YOUR INSTRUCTIONS »
Please pull out every line that includes the string "axis".

- - - - -

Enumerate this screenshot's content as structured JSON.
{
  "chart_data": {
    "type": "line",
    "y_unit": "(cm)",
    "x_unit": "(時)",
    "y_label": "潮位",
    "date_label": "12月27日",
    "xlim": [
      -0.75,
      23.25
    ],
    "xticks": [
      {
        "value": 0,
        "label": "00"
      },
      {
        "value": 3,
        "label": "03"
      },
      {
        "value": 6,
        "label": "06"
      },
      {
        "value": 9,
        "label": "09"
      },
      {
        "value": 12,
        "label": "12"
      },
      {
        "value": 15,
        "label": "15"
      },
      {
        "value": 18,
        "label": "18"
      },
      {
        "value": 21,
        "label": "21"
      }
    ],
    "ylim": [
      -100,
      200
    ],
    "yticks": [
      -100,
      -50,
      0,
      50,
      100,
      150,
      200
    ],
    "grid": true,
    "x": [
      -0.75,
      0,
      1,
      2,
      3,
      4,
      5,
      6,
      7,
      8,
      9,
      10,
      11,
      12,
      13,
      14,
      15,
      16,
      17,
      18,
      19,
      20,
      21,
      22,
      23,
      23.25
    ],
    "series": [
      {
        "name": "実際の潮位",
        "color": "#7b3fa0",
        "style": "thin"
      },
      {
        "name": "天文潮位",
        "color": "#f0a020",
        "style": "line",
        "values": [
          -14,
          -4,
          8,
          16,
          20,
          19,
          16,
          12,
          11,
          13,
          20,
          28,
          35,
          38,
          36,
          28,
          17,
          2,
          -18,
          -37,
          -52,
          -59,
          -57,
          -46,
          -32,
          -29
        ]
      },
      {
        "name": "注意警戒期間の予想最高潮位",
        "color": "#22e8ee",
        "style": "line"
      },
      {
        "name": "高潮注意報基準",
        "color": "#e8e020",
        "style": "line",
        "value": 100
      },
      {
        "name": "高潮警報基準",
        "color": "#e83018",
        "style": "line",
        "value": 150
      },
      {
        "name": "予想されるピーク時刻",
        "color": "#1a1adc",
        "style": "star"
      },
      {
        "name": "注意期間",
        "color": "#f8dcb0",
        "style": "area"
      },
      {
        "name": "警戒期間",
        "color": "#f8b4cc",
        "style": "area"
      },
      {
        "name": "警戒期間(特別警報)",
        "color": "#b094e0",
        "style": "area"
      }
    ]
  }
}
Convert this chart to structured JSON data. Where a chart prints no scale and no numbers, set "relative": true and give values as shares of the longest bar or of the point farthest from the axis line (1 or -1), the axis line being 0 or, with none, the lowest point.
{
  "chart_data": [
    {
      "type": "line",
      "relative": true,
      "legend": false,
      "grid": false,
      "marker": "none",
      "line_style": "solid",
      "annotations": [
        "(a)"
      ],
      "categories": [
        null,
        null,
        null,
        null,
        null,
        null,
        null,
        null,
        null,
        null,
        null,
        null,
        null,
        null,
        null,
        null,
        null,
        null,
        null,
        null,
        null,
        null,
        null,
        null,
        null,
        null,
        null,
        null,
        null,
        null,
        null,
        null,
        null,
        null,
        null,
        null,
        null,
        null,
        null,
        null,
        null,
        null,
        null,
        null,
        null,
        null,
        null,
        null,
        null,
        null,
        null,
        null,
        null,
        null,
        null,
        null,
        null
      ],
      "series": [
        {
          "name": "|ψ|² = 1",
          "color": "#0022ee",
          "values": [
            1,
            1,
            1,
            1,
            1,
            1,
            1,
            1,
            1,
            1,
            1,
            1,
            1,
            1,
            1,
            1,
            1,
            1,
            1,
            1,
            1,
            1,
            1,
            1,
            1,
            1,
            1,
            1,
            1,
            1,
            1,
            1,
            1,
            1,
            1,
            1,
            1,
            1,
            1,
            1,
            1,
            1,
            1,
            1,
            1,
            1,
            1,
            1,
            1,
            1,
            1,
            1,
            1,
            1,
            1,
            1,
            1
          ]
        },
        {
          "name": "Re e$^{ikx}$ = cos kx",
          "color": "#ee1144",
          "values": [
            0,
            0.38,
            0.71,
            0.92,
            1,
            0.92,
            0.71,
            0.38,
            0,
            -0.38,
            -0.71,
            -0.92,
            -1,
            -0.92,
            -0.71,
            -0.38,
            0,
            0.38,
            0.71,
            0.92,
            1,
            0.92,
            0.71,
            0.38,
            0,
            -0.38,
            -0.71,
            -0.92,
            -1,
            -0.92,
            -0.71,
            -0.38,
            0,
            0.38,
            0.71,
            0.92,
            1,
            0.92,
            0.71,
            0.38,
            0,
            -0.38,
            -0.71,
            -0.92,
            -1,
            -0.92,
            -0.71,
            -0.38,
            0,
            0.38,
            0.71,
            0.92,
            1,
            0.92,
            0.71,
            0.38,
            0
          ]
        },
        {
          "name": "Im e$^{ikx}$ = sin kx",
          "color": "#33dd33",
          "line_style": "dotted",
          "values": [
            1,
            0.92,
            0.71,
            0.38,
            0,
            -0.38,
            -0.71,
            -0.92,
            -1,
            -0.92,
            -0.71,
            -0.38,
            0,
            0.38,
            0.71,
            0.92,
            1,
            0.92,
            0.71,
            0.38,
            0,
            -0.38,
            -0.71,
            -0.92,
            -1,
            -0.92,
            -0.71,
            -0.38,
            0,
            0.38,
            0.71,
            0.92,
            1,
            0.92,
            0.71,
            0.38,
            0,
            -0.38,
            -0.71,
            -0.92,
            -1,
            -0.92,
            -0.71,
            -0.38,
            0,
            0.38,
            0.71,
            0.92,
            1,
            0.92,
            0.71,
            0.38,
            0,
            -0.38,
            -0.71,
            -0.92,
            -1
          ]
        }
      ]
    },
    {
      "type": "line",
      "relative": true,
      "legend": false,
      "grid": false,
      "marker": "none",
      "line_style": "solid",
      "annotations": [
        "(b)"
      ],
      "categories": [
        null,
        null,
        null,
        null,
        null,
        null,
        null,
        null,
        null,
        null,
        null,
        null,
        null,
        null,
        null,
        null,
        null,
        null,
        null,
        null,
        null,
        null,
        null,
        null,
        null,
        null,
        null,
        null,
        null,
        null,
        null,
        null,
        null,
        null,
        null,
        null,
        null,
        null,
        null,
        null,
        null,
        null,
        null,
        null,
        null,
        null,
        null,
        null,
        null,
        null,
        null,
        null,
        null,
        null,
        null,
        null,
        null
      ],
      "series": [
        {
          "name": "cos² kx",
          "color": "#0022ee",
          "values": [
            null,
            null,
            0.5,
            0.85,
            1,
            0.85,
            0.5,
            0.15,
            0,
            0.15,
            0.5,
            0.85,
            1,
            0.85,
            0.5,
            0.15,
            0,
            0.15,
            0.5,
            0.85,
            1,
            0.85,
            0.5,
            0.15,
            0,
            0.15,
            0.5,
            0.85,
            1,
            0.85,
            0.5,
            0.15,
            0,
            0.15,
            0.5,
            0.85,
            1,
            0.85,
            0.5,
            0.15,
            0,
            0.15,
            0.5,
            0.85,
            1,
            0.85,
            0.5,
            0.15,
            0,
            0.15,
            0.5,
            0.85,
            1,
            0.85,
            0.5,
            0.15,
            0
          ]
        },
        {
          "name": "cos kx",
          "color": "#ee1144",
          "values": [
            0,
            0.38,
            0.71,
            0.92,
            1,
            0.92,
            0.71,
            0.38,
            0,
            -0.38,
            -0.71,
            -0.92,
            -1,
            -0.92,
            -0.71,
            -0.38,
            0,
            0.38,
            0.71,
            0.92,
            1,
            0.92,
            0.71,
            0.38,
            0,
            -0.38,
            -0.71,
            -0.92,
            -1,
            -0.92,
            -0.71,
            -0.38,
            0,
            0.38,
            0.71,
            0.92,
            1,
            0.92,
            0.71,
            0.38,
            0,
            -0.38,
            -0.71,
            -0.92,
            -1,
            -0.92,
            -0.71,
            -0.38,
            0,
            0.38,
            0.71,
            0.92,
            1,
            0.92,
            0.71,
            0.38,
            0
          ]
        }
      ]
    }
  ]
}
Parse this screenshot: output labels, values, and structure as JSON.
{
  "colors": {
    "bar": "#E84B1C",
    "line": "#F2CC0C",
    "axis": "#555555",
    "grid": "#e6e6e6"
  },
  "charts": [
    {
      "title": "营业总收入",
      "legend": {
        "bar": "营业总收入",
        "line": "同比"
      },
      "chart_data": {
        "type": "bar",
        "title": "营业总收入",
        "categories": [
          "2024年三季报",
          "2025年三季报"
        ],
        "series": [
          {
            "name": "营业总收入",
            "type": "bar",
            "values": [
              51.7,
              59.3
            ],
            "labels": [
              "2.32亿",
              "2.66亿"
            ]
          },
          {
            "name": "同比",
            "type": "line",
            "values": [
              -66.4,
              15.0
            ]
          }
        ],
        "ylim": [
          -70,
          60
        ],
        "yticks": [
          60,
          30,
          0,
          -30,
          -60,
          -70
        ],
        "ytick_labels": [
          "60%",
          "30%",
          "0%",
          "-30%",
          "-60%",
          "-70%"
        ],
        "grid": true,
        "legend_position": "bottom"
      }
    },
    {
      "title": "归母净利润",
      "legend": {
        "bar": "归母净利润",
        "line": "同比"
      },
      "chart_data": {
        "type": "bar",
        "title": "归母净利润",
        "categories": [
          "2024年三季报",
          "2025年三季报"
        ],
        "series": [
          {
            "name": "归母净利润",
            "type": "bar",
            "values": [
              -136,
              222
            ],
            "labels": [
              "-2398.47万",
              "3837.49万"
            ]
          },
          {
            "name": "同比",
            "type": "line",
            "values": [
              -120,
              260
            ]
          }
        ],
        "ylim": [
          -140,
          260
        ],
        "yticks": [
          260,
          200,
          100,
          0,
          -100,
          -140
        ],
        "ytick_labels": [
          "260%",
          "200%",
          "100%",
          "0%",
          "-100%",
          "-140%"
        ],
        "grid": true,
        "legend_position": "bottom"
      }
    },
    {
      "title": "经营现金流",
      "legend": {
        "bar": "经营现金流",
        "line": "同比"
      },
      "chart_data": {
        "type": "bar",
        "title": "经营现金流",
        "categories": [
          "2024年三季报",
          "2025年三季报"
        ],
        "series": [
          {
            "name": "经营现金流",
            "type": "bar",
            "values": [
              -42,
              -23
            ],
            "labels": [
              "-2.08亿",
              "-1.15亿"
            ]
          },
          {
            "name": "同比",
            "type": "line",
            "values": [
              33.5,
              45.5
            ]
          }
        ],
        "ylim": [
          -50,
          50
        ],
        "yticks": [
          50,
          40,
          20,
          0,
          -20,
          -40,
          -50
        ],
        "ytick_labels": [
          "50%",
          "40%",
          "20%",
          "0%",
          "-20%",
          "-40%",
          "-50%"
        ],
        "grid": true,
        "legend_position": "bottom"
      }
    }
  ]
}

- - - - -

SOLUTION FOR THIS EXERCISE »
Convert this chart to structured JSON data. Where a chart prints no scale and no numbers, set "relative": true and give values as shares of the longest bar or of the point farthest from the axis line (1 or -1), the axis line being 0 or, with none, the lowest point.
    "axis": "#555555",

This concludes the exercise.